Collected data entries

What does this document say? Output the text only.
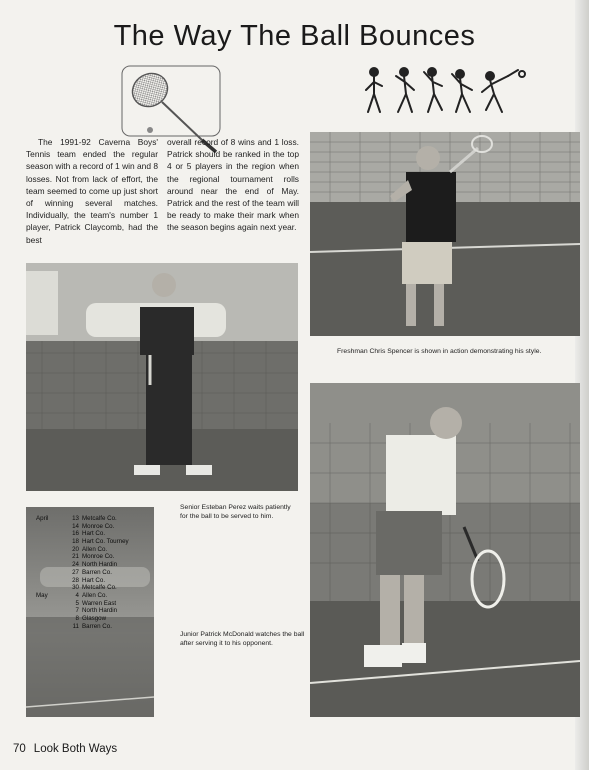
The Way The Ball Bounces

The 1991-92 Caverna Boys' Tennis team ended the regular season with a record of 1 win and 8 losses. Not from lack of effort, the team seemed to come up just short of winning several matches. Individually, the team's number 1 player, Patrick Claycomb, had the best

overall record of 8 wins and 1 loss. Patrick should be ranked in the top 4 or 5 players in the region when the regional tournament rolls around near the end of May. Patrick and the rest of the team will be ready to make their mark when the season begins again next year.

Freshman Chris Spencer is shown in action demonstrating his style.

Senior Esteban Perez waits patiently for the ball to be served to him.

Junior Patrick McDonald watches the ball after serving it to his opponent.

April	13 Metcalfe Co.
14 Monroe Co.
16 Hart Co.
18 Hart Co. Tourney
20 Allen Co.
21 Monroe Co.
24 North Hardin
27 Barren Co.
28 Hart Co.
30 Metcalfe Co.
May	4 Allen Co.
5 Warren East
7 North Hardin
8 Glasgow
11 Barren Co.
70 Look Both Ways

Given exercise
Copy all the records above exactly, but leave out the pictures.

Exercise answer
What does this document say? Output the text only.
The Way The Ball Bounces

The 1991-92 Caverna Boys' Tennis team ended the regular season with a record of 1 win and 8 losses. Not from lack of effort, the team seemed to come up just short of winning several matches. Individually, the team's number 1 player, Patrick Claycomb, had the best

overall record of 8 wins and 1 loss. Patrick should be ranked in the top 4 or 5 players in the region when the regional tournament rolls around near the end of May. Patrick and the rest of the team will be ready to make their mark when the season begins again next year.

Freshman Chris Spencer is shown in action demonstrating his style.

Senior Esteban Perez waits patiently for the ball to be served to him.

Junior Patrick McDonald watches the ball after serving it to his opponent.

April	13 Metcalfe Co.
14 Monroe Co.
16 Hart Co.
18 Hart Co. Tourney
20 Allen Co.
21 Monroe Co.
24 North Hardin
27 Barren Co.
28 Hart Co.
30 Metcalfe Co.
May	4 Allen Co.
5 Warren East
7 North Hardin
8 Glasgow
11 Barren Co.
70 Look Both Ways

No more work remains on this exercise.